Go through the entries one line at a time, and gather every line that has the word "ylabel".
* start Records for processing *
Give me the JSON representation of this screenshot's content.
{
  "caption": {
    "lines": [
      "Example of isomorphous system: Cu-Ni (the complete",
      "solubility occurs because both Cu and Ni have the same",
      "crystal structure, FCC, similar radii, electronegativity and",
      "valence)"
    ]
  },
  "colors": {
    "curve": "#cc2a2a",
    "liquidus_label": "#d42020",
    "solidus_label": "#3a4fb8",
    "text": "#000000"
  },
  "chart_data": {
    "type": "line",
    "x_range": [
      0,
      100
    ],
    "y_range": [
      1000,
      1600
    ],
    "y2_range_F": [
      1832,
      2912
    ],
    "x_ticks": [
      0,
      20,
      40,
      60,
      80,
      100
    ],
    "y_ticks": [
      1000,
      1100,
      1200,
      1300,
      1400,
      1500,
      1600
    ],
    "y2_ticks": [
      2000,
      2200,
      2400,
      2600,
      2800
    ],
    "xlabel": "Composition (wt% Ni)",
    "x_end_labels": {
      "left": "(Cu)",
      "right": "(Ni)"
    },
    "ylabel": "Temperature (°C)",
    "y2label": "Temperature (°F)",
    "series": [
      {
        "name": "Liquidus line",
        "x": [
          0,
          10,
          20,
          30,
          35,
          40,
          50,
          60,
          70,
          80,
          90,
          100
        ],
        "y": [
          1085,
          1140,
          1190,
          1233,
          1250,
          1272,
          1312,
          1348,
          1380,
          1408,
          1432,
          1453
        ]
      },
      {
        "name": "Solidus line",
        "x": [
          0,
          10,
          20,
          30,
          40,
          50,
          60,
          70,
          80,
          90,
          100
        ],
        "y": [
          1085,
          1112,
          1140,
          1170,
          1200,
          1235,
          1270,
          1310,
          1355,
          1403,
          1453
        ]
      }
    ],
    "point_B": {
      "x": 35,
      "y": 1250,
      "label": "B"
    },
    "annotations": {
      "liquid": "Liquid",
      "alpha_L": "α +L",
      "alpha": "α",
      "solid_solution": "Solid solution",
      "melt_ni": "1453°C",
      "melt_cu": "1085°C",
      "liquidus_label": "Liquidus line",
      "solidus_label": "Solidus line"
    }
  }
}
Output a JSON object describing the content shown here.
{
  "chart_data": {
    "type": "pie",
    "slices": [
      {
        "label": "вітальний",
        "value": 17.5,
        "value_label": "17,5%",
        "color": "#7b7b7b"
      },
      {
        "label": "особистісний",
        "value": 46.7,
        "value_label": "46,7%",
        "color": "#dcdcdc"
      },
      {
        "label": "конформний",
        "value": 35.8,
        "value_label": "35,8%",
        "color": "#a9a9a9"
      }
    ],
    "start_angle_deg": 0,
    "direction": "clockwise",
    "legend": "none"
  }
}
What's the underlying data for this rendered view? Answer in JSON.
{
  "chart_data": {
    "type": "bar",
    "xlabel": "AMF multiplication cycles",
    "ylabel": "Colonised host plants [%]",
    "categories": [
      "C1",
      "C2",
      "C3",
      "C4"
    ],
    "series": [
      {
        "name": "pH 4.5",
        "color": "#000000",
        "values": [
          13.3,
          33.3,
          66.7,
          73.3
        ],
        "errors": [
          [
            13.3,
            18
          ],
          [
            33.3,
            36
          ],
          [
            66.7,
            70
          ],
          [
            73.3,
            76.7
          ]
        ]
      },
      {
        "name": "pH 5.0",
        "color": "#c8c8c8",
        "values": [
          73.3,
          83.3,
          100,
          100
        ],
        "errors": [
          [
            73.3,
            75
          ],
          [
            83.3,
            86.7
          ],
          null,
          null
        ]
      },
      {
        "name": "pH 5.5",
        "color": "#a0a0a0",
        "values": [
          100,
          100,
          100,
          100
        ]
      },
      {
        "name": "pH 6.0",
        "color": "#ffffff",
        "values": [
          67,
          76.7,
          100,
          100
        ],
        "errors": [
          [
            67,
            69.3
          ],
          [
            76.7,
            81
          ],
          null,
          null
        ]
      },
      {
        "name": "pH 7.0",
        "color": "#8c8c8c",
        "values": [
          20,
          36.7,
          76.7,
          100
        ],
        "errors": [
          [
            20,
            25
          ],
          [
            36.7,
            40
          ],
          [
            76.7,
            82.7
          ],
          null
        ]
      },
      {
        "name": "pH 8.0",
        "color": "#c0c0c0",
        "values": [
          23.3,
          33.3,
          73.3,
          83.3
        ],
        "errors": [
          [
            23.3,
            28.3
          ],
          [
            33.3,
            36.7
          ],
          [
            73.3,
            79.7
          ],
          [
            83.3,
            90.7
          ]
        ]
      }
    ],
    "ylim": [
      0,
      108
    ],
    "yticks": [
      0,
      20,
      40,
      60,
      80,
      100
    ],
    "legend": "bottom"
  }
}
* end Records for processing *
Complete answer -
    "ylabel": "Temperature (°C)",
    "ylabel": "Colonised host plants [%]",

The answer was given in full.